Every entry that follows should be reproduced exactly.
§
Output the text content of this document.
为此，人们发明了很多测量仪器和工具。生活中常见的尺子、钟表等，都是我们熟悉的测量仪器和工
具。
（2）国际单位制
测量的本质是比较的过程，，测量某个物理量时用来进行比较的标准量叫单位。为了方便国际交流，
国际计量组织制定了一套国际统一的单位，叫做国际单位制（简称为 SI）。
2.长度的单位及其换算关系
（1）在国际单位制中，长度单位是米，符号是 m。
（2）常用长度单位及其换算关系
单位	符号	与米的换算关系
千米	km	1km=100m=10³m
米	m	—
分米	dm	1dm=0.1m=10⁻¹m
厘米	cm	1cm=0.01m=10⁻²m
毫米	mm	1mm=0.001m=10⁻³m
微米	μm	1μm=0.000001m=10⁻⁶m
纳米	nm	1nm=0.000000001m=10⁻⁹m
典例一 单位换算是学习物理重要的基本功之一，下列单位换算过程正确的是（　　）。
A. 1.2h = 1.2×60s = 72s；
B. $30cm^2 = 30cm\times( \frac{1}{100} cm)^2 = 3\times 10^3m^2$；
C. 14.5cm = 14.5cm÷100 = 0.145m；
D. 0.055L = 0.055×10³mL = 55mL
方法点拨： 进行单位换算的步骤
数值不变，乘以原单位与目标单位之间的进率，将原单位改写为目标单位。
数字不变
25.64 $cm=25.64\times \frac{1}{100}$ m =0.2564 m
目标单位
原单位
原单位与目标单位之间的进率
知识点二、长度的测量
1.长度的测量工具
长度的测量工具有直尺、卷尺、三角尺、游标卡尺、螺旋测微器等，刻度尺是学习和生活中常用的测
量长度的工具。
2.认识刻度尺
§
• _Task response_
Output the text content of this document.
为此，人们发明了很多测量仪器和工具。生活中常见的尺子、钟表等，都是我们熟悉的测量仪器和工
具。
（2）国际单位制
测量的本质是比较的过程，，测量某个物理量时用来进行比较的标准量叫单位。为了方便国际交流，
国际计量组织制定了一套国际统一的单位，叫做国际单位制（简称为 SI）。
2.长度的单位及其换算关系
（1）在国际单位制中，长度单位是米，符号是 m。
（2）常用长度单位及其换算关系
单位	符号	与米的换算关系
千米	km	1km=100m=10³m
米	m	—
分米	dm	1dm=0.1m=10⁻¹m
厘米	cm	1cm=0.01m=10⁻²m
毫米	mm	1mm=0.001m=10⁻³m
微米	μm	1μm=0.000001m=10⁻⁶m
纳米	nm	1nm=0.000000001m=10⁻⁹m
典例一 单位换算是学习物理重要的基本功之一，下列单位换算过程正确的是（　　）。
A. 1.2h = 1.2×60s = 72s；
B. $30cm^2 = 30cm\times( \frac{1}{100} cm)^2 = 3\times 10^3m^2$；
C. 14.5cm = 14.5cm÷100 = 0.145m；
D. 0.055L = 0.055×10³mL = 55mL
方法点拨： 进行单位换算的步骤
数值不变，乘以原单位与目标单位之间的进率，将原单位改写为目标单位。
数字不变
25.64 $cm=25.64\times \frac{1}{100}$ m =0.2564 m
目标单位
原单位
原单位与目标单位之间的进率
知识点二、长度的测量
1.长度的测量工具
长度的测量工具有直尺、卷尺、三角尺、游标卡尺、螺旋测微器等，刻度尺是学习和生活中常用的测
量长度的工具。
2.认识刻度尺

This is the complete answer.